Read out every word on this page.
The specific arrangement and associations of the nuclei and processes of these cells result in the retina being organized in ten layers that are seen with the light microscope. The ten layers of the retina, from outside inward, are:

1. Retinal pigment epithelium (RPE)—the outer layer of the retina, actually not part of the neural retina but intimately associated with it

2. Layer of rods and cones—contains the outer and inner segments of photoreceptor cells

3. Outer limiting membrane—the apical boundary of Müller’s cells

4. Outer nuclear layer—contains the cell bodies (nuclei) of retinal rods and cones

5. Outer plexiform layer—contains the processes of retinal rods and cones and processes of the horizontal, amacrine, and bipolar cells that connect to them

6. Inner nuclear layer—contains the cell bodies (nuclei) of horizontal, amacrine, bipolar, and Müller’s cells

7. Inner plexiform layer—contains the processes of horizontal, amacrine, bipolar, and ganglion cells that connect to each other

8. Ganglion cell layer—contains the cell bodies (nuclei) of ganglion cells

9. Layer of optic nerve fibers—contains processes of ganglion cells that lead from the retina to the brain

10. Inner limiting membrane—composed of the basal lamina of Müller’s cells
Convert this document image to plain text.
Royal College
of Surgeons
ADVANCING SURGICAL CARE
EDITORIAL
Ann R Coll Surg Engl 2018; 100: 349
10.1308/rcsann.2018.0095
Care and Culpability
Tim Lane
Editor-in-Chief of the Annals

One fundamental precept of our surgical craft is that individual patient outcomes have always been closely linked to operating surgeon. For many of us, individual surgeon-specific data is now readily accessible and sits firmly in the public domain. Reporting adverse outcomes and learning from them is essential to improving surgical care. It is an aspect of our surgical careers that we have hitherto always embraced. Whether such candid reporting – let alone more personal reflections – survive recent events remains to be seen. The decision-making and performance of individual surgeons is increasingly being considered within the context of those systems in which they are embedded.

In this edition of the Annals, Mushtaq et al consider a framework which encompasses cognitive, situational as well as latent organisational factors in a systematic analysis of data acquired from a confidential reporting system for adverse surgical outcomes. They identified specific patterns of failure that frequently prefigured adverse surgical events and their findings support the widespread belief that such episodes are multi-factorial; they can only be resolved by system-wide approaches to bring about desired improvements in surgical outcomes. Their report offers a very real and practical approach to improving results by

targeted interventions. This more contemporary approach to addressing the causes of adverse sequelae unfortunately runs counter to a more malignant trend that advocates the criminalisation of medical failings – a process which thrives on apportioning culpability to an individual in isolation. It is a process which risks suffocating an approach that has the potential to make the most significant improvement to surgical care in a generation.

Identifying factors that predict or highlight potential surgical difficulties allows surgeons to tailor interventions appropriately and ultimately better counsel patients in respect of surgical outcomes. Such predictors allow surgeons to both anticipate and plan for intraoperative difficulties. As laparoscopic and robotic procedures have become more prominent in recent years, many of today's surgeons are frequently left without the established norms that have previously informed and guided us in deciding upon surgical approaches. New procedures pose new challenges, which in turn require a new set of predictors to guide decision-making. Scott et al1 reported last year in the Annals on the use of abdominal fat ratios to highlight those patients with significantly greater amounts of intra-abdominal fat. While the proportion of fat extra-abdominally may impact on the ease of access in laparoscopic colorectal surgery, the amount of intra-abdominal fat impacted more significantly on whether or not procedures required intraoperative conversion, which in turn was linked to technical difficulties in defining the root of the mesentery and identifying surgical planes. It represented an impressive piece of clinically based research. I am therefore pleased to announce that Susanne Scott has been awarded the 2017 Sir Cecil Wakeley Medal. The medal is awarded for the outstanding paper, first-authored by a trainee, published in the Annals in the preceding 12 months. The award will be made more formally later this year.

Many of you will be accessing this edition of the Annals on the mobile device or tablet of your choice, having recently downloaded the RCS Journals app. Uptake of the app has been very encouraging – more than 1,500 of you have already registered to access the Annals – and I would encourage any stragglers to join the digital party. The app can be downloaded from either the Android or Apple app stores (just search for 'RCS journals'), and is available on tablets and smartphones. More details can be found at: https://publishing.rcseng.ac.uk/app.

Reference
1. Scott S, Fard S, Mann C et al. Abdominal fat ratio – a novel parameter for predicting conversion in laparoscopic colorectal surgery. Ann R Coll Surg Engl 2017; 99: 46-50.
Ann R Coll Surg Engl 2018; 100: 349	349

==

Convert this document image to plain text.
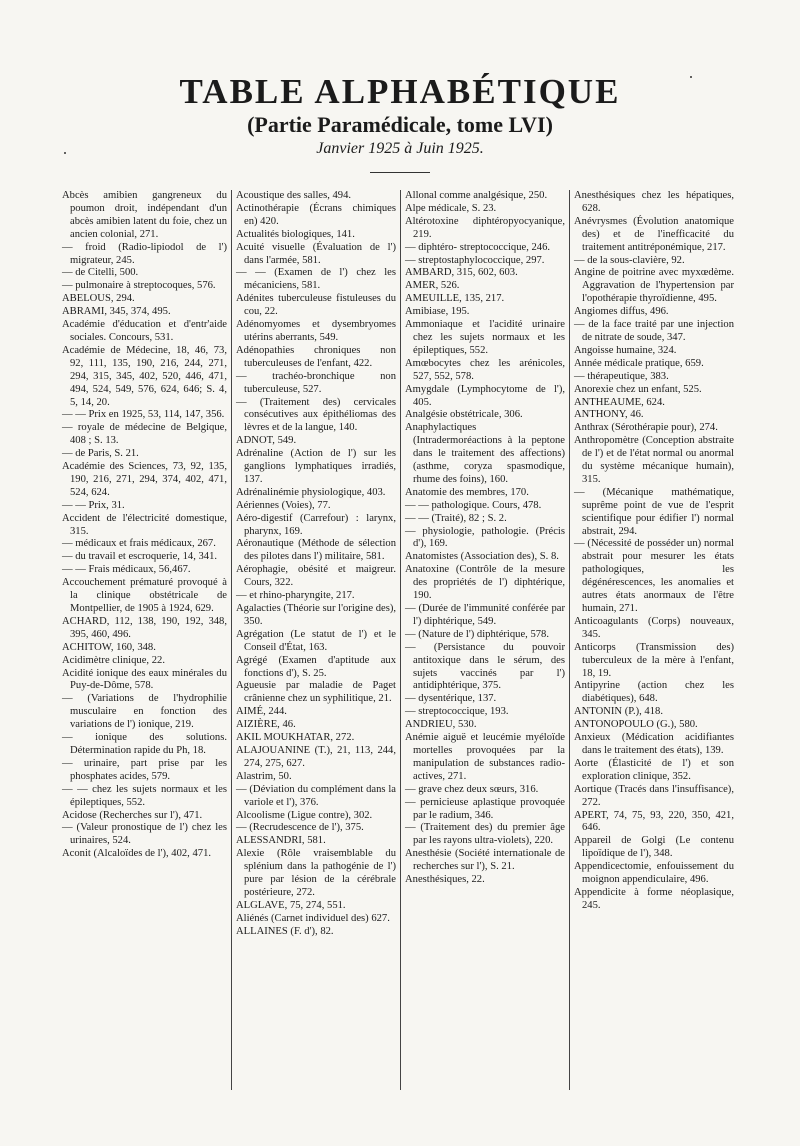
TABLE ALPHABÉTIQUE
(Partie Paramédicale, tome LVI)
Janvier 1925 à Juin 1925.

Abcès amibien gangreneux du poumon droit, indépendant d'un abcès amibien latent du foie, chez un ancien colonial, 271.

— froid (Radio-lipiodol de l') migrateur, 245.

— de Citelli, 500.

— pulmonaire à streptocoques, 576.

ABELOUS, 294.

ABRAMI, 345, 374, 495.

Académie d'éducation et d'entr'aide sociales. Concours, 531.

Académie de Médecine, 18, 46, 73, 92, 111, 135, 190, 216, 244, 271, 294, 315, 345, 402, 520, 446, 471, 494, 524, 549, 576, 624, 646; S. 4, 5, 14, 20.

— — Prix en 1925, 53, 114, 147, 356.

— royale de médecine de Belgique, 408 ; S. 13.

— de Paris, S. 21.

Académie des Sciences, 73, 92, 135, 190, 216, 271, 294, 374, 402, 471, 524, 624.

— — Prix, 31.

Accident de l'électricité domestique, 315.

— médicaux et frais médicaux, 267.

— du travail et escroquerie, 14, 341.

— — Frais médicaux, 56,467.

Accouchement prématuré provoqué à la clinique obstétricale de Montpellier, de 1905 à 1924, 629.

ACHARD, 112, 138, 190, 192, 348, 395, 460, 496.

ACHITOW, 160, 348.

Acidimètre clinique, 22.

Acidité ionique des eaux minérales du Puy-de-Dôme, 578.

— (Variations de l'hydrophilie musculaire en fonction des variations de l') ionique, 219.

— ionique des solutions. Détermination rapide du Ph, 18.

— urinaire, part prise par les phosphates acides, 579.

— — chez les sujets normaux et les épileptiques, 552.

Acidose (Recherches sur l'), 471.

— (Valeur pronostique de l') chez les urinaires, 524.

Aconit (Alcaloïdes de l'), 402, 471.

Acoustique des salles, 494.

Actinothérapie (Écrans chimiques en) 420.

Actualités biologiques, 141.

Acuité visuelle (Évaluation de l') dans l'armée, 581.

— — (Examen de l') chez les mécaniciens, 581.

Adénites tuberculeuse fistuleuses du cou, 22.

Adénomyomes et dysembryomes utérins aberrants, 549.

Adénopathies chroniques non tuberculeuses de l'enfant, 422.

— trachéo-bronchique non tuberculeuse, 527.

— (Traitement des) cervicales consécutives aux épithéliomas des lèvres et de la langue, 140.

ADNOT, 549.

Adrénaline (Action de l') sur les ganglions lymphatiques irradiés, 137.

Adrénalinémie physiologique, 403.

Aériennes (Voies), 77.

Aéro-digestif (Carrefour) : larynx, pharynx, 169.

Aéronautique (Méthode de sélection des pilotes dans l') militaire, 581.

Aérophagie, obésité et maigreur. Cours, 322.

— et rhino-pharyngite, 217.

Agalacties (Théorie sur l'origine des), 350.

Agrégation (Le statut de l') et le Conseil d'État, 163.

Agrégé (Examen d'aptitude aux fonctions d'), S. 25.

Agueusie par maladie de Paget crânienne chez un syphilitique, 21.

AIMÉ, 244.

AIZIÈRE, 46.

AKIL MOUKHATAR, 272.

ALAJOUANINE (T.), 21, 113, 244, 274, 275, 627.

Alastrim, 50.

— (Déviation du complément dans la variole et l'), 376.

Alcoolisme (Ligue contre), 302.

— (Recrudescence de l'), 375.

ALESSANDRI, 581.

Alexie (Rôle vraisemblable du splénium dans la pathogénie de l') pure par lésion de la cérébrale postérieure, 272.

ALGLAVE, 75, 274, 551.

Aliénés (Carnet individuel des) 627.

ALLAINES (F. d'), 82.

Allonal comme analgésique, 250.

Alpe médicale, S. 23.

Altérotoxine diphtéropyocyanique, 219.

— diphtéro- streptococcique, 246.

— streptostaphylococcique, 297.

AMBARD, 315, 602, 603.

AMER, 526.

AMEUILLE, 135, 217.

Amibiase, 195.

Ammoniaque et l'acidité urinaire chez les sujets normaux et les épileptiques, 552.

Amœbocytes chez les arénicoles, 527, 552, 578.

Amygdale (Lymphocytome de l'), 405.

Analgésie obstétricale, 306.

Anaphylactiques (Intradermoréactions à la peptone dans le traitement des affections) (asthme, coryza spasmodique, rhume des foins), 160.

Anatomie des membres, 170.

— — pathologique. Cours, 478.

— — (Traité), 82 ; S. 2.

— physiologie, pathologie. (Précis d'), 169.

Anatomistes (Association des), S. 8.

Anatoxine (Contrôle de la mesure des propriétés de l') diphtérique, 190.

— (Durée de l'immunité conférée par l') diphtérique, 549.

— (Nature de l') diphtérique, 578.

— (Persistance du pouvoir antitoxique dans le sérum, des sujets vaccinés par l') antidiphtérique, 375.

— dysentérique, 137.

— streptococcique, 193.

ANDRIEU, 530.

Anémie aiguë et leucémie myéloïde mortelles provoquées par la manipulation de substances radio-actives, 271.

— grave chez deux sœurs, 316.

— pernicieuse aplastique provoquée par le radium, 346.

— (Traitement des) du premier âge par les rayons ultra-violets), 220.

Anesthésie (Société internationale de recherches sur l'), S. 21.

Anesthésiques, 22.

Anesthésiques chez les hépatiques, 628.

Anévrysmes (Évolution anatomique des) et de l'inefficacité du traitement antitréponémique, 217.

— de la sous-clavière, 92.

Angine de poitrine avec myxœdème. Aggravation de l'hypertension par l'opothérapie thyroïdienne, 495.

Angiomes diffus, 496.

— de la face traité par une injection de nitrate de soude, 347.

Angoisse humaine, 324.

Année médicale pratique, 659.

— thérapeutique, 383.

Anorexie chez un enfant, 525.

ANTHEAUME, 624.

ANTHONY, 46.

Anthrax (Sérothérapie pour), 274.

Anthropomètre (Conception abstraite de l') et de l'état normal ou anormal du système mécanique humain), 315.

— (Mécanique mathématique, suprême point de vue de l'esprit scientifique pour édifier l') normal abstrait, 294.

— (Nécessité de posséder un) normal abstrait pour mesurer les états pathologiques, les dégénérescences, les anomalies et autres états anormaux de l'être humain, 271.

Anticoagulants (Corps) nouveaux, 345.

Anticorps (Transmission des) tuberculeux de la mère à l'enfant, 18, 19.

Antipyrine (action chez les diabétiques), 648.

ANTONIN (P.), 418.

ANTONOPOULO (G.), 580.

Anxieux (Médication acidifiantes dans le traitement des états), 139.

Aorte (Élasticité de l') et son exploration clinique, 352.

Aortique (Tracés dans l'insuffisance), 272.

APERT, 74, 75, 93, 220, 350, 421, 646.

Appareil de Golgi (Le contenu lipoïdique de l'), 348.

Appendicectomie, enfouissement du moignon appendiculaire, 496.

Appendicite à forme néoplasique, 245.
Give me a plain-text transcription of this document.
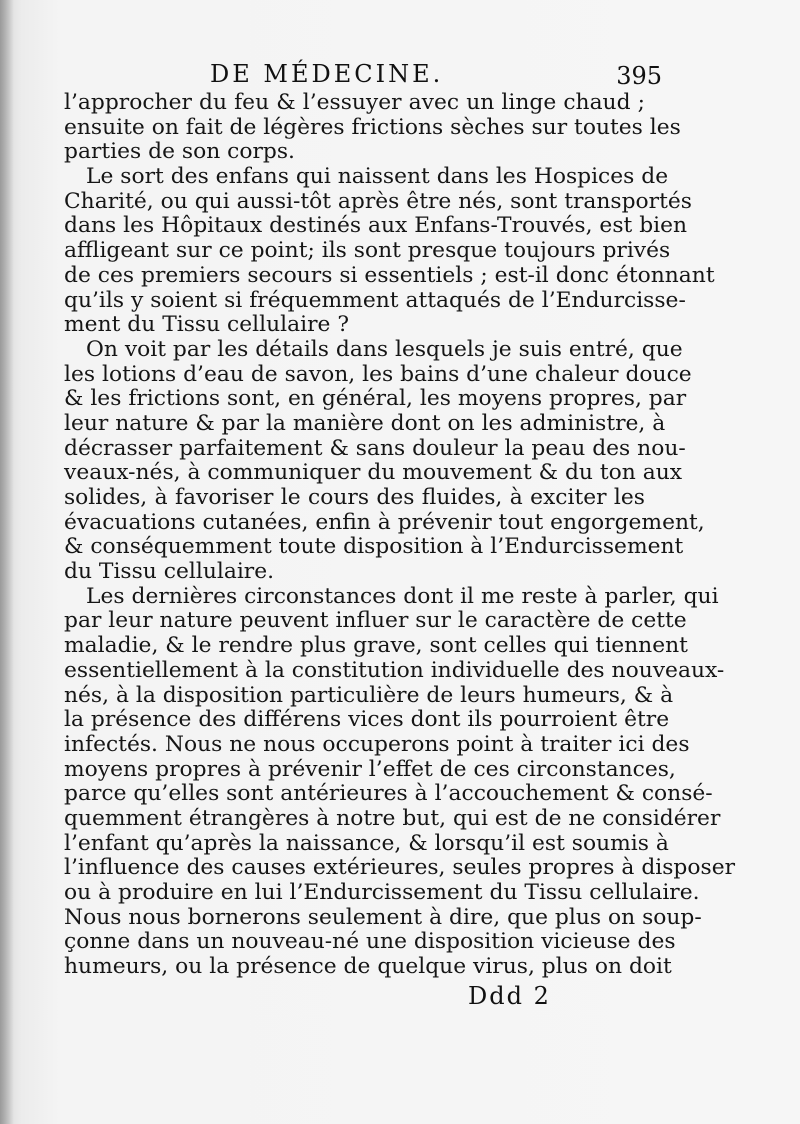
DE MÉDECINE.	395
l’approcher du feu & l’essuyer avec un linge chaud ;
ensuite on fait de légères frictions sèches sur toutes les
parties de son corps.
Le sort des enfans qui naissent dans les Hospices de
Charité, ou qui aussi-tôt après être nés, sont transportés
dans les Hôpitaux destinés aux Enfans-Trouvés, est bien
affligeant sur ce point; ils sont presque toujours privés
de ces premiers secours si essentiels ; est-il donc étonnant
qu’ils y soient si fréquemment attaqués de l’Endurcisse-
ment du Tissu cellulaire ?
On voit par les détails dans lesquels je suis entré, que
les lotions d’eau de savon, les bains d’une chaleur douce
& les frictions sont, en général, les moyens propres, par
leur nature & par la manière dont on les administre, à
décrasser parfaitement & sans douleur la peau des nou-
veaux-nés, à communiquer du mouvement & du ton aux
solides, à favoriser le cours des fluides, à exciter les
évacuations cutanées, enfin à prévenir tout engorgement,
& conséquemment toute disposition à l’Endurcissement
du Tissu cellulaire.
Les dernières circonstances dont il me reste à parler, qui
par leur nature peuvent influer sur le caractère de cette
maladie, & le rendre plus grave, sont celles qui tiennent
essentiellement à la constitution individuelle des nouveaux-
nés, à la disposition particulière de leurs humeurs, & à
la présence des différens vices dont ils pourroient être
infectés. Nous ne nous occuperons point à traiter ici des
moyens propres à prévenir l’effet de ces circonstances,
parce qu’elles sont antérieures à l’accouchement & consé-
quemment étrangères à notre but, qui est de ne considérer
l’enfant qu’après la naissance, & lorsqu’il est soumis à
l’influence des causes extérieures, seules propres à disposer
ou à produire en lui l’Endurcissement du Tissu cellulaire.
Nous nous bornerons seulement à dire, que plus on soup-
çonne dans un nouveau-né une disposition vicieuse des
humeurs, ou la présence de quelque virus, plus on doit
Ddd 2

==

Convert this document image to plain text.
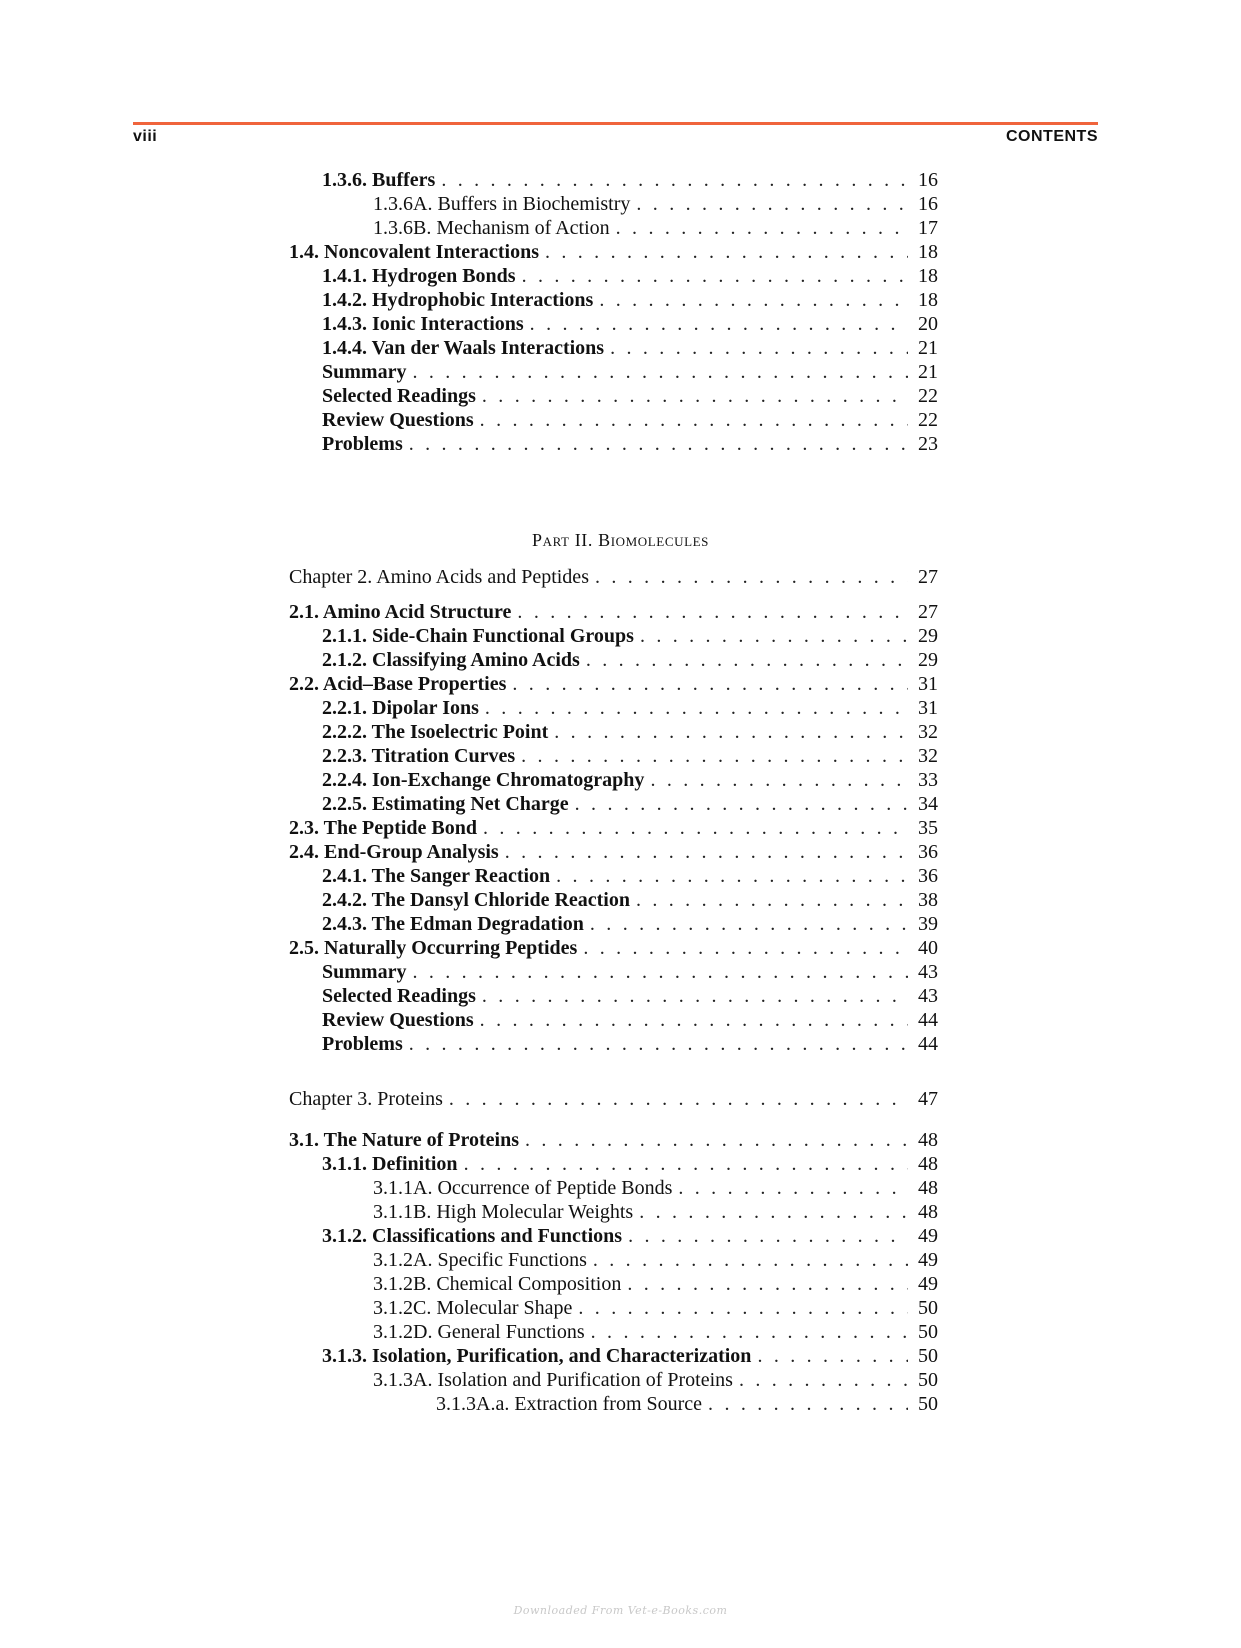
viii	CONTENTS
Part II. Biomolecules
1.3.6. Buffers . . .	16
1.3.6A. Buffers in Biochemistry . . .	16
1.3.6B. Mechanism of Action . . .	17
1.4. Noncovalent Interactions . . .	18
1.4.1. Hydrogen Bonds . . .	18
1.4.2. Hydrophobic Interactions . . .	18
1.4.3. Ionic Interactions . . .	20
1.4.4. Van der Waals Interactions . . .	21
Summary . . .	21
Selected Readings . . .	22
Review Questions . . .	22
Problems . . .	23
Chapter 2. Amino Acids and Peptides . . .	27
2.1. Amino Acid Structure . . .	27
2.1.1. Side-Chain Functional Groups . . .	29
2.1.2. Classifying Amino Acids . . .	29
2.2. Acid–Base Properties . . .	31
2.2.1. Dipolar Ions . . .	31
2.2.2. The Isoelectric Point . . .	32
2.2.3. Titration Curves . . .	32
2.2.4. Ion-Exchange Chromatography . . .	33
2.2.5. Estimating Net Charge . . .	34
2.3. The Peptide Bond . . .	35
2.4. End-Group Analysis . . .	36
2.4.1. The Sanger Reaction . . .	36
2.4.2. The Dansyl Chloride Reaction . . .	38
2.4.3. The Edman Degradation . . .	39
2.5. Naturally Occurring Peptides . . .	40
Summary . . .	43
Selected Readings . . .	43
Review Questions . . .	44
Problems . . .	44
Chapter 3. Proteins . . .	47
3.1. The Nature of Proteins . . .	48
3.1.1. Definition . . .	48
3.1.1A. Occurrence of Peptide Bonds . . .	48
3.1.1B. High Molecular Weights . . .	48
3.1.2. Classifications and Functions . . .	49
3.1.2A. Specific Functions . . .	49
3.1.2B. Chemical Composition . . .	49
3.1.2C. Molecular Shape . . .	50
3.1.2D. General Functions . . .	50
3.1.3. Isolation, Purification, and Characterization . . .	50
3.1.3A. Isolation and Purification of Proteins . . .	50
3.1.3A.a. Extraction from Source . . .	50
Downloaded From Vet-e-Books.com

§ TASK REQUIREMENTS
Count how many lines in the data above include the string "présence", and write only that number.

§ RESPONSE BELOW
2